-- Exercise aim --
Where a line of the data below has the string "South", copy that line.

Dataset records of document pages
══════════

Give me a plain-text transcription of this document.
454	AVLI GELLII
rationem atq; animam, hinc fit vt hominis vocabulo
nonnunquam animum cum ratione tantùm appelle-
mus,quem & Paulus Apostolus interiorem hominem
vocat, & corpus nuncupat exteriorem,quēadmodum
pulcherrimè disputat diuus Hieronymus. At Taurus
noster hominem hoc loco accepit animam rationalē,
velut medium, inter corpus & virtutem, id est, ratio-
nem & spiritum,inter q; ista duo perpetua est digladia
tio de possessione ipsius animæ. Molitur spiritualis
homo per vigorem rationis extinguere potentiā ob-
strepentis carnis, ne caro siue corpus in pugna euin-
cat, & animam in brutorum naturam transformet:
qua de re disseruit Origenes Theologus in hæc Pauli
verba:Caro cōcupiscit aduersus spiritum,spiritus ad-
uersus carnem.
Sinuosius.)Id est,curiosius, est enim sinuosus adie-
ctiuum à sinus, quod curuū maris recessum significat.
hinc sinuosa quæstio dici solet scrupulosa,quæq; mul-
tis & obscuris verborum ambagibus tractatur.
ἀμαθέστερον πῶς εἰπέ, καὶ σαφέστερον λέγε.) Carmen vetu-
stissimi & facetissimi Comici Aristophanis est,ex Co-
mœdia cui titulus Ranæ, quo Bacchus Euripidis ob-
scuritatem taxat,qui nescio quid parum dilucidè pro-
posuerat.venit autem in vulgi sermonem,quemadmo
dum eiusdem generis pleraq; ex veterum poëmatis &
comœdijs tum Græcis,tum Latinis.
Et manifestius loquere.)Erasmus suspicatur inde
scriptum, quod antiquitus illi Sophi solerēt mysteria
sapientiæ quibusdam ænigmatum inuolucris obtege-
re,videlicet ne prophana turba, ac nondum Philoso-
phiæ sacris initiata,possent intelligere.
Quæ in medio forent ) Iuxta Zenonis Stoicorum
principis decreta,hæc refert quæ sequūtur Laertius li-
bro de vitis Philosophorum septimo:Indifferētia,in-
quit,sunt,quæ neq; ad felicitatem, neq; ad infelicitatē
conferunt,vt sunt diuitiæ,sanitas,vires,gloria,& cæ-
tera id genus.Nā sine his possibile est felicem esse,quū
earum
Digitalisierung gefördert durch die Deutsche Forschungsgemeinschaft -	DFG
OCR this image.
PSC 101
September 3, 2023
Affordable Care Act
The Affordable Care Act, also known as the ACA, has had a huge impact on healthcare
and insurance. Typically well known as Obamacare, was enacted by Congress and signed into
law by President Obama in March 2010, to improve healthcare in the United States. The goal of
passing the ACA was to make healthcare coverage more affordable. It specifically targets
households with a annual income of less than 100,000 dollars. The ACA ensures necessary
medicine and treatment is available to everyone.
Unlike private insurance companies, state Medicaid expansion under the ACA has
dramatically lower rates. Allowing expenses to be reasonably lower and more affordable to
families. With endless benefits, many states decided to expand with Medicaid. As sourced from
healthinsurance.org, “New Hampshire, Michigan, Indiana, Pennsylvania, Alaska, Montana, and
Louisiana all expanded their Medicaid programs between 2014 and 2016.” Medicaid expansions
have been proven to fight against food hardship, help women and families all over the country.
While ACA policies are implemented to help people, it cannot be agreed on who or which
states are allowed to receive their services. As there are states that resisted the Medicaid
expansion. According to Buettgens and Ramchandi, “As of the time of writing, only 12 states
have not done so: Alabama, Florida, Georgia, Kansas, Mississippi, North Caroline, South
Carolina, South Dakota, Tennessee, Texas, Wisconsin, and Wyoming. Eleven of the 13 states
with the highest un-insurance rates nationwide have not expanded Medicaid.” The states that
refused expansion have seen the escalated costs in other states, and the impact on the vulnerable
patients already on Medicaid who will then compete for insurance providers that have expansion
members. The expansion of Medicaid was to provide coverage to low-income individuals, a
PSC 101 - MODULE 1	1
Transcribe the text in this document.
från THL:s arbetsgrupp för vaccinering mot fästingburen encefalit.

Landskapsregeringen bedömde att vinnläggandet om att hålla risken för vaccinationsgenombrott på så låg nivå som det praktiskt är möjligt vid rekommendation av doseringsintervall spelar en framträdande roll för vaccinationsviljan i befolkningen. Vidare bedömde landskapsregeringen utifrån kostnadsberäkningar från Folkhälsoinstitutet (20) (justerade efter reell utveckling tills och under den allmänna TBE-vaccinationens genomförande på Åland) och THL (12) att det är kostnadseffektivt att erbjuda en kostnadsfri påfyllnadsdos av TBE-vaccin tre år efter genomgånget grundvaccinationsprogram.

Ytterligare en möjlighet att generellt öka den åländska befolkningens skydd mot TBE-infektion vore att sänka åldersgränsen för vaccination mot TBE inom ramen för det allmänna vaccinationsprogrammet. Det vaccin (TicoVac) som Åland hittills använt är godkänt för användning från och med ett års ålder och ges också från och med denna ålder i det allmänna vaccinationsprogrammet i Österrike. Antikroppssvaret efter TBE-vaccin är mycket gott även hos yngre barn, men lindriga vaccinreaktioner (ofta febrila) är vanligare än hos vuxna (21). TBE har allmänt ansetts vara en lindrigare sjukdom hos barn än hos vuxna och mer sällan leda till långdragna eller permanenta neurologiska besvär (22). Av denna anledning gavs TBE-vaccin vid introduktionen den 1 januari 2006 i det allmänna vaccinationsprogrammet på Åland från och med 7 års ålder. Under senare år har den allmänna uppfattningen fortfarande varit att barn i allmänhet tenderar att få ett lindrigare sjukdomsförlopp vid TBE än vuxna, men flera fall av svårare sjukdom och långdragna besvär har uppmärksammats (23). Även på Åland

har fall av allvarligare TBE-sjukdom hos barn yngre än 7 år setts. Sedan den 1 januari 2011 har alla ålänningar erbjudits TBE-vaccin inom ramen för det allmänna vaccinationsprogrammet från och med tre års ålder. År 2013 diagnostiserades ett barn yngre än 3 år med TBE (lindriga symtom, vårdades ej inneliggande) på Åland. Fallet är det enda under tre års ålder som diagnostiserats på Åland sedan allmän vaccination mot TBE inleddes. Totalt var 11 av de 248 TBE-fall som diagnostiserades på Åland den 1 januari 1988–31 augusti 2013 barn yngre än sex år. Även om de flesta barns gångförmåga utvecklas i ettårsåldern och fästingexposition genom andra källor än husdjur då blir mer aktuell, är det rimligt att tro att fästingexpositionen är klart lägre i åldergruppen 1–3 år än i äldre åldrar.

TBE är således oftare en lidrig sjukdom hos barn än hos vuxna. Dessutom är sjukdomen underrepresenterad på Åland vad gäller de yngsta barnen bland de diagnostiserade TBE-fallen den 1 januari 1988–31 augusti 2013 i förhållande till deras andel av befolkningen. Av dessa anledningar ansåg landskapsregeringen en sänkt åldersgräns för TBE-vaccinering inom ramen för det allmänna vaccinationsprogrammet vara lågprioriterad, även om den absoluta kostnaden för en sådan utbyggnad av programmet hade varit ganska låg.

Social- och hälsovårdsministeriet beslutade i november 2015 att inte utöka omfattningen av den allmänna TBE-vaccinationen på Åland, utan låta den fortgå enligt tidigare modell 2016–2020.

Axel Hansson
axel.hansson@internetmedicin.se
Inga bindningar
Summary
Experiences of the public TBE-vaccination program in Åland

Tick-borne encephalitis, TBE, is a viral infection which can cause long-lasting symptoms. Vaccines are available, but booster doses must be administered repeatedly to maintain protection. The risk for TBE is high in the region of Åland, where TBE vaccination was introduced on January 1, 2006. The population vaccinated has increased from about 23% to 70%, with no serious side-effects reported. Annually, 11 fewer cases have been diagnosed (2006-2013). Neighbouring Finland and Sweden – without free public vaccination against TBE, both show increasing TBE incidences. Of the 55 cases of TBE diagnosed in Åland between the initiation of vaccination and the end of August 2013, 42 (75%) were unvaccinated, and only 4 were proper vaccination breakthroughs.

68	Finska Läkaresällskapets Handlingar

══════════

-- Response to the exercise --
have not done so: Alabama, Florida, Georgia, Kansas, Mississippi, North Caroline, South
Carolina, South Dakota, Tennessee, Texas, Wisconsin, and Wyoming. Eleven of the 13 states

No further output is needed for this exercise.